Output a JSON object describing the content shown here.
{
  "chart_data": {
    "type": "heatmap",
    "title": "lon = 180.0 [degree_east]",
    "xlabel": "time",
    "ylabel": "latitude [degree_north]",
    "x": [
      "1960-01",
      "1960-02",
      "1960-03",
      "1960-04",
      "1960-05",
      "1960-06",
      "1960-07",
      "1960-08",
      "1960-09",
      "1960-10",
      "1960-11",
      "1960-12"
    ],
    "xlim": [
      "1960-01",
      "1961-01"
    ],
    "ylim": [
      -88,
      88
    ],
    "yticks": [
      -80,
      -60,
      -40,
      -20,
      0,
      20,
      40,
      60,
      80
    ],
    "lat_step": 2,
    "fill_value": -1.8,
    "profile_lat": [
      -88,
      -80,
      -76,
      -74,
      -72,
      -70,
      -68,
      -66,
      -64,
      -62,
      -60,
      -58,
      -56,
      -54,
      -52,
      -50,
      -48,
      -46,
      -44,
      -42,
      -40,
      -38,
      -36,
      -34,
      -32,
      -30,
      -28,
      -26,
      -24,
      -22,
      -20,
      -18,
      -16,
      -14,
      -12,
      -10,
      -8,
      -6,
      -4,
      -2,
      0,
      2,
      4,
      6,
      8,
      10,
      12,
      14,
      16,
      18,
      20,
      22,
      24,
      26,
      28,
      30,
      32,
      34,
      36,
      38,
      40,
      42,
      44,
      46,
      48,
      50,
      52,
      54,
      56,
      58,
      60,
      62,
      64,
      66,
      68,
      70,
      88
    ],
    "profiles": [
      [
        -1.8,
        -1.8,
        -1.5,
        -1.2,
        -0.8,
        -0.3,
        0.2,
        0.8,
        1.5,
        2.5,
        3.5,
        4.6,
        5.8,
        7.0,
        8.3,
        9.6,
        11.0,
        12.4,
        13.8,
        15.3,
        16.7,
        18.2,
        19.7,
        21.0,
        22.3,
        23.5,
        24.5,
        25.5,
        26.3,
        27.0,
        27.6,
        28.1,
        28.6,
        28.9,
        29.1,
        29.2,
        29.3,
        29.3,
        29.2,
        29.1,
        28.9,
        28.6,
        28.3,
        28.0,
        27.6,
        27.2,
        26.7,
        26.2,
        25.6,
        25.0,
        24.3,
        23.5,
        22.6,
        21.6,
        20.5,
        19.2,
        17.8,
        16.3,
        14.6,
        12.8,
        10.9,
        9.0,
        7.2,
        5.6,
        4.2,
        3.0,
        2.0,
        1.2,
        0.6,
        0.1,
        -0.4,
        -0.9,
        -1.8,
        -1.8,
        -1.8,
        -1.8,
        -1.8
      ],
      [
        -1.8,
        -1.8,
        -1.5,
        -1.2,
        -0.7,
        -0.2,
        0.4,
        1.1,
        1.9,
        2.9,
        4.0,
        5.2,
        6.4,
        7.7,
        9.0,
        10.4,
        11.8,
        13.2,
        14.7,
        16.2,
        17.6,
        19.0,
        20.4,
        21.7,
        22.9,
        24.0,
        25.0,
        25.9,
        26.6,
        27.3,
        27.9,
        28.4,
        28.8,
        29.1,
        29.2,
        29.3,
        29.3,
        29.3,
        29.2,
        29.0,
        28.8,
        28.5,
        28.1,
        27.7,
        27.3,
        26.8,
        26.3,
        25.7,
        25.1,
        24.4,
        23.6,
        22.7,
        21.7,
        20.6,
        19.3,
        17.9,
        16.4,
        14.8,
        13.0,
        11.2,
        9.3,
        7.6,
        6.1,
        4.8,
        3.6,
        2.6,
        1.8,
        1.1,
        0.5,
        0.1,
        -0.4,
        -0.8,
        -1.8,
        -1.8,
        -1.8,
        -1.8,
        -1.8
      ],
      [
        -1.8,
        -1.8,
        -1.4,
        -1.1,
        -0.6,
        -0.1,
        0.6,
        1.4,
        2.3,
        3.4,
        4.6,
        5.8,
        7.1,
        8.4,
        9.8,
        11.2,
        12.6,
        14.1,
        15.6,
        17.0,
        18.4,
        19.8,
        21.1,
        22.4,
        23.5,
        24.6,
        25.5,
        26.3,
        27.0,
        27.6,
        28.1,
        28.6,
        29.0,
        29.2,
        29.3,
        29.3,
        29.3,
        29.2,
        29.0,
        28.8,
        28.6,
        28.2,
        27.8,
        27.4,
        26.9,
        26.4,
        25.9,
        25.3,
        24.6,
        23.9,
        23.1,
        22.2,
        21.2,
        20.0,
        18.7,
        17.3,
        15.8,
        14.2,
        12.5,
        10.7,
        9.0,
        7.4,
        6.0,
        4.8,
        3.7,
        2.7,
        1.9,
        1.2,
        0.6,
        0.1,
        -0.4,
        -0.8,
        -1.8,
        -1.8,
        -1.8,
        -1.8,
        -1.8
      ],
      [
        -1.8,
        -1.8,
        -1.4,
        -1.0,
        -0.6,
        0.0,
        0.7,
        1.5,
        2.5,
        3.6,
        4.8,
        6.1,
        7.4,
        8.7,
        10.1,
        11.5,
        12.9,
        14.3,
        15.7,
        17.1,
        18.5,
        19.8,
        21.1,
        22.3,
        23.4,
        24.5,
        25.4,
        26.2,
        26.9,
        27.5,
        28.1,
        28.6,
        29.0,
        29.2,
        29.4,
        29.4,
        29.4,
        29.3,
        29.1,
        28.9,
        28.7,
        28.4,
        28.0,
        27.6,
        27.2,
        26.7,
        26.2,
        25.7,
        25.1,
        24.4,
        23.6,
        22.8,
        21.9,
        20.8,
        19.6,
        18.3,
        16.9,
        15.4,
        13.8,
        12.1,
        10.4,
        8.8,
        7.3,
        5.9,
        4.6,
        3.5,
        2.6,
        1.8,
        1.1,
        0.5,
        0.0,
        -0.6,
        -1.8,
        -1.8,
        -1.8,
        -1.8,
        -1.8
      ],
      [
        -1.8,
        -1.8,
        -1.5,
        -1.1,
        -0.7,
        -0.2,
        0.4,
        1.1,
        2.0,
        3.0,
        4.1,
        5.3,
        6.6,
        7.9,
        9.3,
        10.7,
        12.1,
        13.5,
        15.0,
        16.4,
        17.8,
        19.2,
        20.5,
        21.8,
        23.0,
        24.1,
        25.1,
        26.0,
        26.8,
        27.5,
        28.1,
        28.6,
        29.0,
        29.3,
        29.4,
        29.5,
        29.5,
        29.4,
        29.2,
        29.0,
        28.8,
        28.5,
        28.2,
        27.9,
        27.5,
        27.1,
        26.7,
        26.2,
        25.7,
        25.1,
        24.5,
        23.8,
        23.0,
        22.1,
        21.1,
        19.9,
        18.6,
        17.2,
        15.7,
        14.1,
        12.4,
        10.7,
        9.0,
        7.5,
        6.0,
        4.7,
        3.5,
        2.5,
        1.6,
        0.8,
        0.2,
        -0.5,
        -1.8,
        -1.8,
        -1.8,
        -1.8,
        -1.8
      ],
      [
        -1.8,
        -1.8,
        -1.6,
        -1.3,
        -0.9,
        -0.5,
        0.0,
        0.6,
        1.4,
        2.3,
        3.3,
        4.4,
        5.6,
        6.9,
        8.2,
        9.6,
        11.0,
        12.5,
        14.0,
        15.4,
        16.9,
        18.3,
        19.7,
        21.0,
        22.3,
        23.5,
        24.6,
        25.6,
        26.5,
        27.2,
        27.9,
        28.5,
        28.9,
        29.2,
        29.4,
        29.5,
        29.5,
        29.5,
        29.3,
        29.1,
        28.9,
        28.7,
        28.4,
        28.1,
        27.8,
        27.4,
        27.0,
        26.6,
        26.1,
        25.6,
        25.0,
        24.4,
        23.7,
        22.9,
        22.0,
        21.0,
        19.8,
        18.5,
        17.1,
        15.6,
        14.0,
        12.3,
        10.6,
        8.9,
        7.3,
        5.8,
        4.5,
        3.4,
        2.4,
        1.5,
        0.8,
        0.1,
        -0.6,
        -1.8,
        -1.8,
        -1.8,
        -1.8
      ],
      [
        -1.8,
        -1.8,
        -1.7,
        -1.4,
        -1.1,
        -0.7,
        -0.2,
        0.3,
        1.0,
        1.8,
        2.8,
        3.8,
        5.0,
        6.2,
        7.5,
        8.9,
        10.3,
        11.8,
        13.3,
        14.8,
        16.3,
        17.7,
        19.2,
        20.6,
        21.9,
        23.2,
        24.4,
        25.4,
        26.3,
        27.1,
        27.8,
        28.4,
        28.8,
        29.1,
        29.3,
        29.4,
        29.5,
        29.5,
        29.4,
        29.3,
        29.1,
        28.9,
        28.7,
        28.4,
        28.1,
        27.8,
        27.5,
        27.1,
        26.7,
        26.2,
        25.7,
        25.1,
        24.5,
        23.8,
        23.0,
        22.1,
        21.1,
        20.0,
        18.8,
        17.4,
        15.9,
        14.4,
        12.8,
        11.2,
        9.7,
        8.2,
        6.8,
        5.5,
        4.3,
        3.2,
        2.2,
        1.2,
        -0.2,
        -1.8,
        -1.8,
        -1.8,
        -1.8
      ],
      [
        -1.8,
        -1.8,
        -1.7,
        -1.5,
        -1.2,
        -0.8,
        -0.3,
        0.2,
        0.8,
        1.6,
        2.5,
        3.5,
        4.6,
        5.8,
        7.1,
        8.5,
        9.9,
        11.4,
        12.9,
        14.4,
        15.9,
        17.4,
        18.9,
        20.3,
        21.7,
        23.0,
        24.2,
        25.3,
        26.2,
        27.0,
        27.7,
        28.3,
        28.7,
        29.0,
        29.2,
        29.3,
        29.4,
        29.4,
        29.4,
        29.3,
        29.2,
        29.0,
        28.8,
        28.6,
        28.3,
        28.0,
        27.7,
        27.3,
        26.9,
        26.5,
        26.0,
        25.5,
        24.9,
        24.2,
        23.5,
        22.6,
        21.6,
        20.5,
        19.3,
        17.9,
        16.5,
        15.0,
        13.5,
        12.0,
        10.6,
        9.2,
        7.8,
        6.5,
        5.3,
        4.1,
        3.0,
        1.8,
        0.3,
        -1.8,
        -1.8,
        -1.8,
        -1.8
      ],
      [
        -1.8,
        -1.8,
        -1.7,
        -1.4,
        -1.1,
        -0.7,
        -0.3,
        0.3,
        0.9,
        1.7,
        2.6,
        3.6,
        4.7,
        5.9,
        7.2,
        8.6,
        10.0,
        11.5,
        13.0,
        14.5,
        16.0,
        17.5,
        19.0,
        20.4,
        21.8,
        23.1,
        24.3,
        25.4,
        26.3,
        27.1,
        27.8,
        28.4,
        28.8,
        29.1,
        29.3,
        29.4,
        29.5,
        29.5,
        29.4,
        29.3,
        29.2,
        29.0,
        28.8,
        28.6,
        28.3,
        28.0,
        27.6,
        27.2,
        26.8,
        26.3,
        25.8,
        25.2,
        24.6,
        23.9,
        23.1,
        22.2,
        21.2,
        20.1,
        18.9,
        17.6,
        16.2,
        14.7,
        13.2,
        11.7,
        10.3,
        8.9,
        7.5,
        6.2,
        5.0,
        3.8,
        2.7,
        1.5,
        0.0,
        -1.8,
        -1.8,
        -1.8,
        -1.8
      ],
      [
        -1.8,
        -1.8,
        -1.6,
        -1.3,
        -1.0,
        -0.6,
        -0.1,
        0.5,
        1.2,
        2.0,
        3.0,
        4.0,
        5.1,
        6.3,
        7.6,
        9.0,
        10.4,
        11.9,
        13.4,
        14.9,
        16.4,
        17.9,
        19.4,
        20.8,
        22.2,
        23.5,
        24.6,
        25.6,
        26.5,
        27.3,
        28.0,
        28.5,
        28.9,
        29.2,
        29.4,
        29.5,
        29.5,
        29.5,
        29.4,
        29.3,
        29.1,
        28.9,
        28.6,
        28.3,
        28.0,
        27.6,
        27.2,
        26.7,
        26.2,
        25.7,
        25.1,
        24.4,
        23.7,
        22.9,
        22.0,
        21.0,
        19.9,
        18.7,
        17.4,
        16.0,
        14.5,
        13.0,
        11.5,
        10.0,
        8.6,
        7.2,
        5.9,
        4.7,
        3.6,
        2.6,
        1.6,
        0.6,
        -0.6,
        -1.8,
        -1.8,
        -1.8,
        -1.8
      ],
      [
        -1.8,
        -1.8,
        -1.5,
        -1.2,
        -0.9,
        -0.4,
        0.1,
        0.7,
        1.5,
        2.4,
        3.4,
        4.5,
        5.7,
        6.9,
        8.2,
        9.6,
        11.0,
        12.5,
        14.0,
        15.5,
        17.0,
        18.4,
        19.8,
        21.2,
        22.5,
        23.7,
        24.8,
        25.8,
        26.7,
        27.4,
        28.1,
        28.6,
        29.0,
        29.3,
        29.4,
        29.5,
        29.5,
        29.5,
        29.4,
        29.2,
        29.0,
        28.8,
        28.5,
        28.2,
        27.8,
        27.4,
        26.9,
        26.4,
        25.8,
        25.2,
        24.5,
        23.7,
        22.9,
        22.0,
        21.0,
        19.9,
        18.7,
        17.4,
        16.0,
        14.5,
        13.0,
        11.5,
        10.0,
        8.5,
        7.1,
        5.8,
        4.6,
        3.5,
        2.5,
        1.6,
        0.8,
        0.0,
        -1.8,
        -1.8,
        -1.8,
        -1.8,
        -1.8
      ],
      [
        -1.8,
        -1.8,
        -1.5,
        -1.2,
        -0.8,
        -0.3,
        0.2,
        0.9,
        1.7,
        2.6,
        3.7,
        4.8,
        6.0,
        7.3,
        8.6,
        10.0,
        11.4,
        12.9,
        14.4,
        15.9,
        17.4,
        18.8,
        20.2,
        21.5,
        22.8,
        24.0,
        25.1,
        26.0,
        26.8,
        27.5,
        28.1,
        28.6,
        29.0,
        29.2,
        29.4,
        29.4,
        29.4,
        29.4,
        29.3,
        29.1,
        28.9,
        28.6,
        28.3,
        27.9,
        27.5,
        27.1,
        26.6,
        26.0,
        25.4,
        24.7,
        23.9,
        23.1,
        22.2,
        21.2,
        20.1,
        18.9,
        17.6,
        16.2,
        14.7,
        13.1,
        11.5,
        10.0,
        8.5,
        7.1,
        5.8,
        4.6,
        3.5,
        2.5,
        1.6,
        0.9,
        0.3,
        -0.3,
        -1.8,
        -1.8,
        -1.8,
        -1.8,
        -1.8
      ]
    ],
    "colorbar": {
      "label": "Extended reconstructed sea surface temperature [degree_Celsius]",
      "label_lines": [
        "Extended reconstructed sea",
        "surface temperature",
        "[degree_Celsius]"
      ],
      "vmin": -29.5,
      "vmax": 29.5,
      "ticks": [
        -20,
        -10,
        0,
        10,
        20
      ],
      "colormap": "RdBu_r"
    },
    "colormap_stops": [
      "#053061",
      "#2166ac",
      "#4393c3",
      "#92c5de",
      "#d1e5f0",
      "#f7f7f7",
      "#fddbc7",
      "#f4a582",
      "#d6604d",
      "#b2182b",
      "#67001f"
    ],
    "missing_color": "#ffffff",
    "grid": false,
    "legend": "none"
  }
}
----------
**YOUR OBJECTIVE**.
Find the word "Extended" and list each line it appears in.

**ANSWER TO THE PROBLEM**.
      "label": "Extended reconstructed sea surface temperature [degree_Celsius]",
        "Extended reconstructed sea",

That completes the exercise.